* [Figure dataset records]:
* * *

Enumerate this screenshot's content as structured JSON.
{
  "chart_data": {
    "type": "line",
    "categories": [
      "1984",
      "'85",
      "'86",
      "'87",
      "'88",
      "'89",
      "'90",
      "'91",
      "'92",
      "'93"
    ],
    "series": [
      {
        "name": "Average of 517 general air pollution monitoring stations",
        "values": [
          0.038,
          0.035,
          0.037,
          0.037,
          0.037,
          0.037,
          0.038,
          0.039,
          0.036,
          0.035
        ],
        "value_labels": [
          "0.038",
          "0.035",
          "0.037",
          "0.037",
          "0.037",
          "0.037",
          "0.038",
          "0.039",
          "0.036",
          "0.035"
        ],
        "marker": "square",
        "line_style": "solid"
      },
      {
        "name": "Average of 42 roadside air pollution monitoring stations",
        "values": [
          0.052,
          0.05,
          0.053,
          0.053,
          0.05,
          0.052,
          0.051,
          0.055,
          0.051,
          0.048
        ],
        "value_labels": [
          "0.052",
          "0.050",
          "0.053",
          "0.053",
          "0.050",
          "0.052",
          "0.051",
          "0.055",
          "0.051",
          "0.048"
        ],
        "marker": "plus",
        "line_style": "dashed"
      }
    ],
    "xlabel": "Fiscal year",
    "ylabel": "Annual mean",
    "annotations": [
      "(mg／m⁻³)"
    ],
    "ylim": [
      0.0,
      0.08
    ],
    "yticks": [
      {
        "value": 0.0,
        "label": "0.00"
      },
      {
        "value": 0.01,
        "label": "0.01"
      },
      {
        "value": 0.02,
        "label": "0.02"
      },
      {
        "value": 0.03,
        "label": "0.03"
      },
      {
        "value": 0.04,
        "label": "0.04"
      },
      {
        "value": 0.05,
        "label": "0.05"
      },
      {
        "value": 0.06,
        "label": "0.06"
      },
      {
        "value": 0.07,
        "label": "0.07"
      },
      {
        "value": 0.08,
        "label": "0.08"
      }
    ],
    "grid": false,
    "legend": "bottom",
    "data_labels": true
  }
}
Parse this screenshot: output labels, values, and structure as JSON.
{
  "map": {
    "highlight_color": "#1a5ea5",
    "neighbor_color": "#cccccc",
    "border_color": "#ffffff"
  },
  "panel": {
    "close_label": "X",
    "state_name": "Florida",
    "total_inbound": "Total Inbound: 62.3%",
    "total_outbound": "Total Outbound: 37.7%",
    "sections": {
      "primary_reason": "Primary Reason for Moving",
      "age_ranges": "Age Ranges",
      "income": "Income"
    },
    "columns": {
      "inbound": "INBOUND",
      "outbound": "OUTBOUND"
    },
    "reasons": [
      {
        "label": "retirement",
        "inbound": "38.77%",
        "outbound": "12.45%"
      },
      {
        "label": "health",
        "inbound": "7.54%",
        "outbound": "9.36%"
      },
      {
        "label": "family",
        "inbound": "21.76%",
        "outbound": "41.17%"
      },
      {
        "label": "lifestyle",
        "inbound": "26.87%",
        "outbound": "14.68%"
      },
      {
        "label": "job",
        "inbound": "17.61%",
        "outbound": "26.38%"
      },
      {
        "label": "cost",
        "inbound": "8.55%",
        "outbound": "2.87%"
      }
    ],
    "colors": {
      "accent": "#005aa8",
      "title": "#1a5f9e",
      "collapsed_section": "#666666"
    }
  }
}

* * *

* [TO DO]:
Transcribe the material exactly as it reads.

* [EXERCISE RESULT]:
Enumerate this screenshot's content as structured JSON.
{
  "chart_data": {
    "type": "line",
    "categories": [
      "1984",
      "'85",
      "'86",
      "'87",
      "'88",
      "'89",
      "'90",
      "'91",
      "'92",
      "'93"
    ],
    "series": [
      {
        "name": "Average of 517 general air pollution monitoring stations",
        "values": [
          0.038,
          0.035,
          0.037,
          0.037,
          0.037,
          0.037,
          0.038,
          0.039,
          0.036,
          0.035
        ],
        "value_labels": [
          "0.038",
          "0.035",
          "0.037",
          "0.037",
          "0.037",
          "0.037",
          "0.038",
          "0.039",
          "0.036",
          "0.035"
        ],
        "marker": "square",
        "line_style": "solid"
      },
      {
        "name": "Average of 42 roadside air pollution monitoring stations",
        "values": [
          0.052,
          0.05,
          0.053,
          0.053,
          0.05,
          0.052,
          0.051,
          0.055,
          0.051,
          0.048
        ],
        "value_labels": [
          "0.052",
          "0.050",
          "0.053",
          "0.053",
          "0.050",
          "0.052",
          "0.051",
          "0.055",
          "0.051",
          "0.048"
        ],
        "marker": "plus",
        "line_style": "dashed"
      }
    ],
    "xlabel": "Fiscal year",
    "ylabel": "Annual mean",
    "annotations": [
      "(mg／m⁻³)"
    ],
    "ylim": [
      0.0,
      0.08
    ],
    "yticks": [
      {
        "value": 0.0,
        "label": "0.00"
      },
      {
        "value": 0.01,
        "label": "0.01"
      },
      {
        "value": 0.02,
        "label": "0.02"
      },
      {
        "value": 0.03,
        "label": "0.03"
      },
      {
        "value": 0.04,
        "label": "0.04"
      },
      {
        "value": 0.05,
        "label": "0.05"
      },
      {
        "value": 0.06,
        "label": "0.06"
      },
      {
        "value": 0.07,
        "label": "0.07"
      },
      {
        "value": 0.08,
        "label": "0.08"
      }
    ],
    "grid": false,
    "legend": "bottom",
    "data_labels": true
  }
}
Parse this screenshot: output labels, values, and structure as JSON.
{
  "map": {
    "highlight_color": "#1a5ea5",
    "neighbor_color": "#cccccc",
    "border_color": "#ffffff"
  },
  "panel": {
    "close_label": "X",
    "state_name": "Florida",
    "total_inbound": "Total Inbound: 62.3%",
    "total_outbound": "Total Outbound: 37.7%",
    "sections": {
      "primary_reason": "Primary Reason for Moving",
      "age_ranges": "Age Ranges",
      "income": "Income"
    },
    "columns": {
      "inbound": "INBOUND",
      "outbound": "OUTBOUND"
    },
    "reasons": [
      {
        "label": "retirement",
        "inbound": "38.77%",
        "outbound": "12.45%"
      },
      {
        "label": "health",
        "inbound": "7.54%",
        "outbound": "9.36%"
      },
      {
        "label": "family",
        "inbound": "21.76%",
        "outbound": "41.17%"
      },
      {
        "label": "lifestyle",
        "inbound": "26.87%",
        "outbound": "14.68%"
      },
      {
        "label": "job",
        "inbound": "17.61%",
        "outbound": "26.38%"
      },
      {
        "label": "cost",
        "inbound": "8.55%",
        "outbound": "2.87%"
      }
    ],
    "colors": {
      "accent": "#005aa8",
      "title": "#1a5f9e",
      "collapsed_section": "#666666"
    }
  }
}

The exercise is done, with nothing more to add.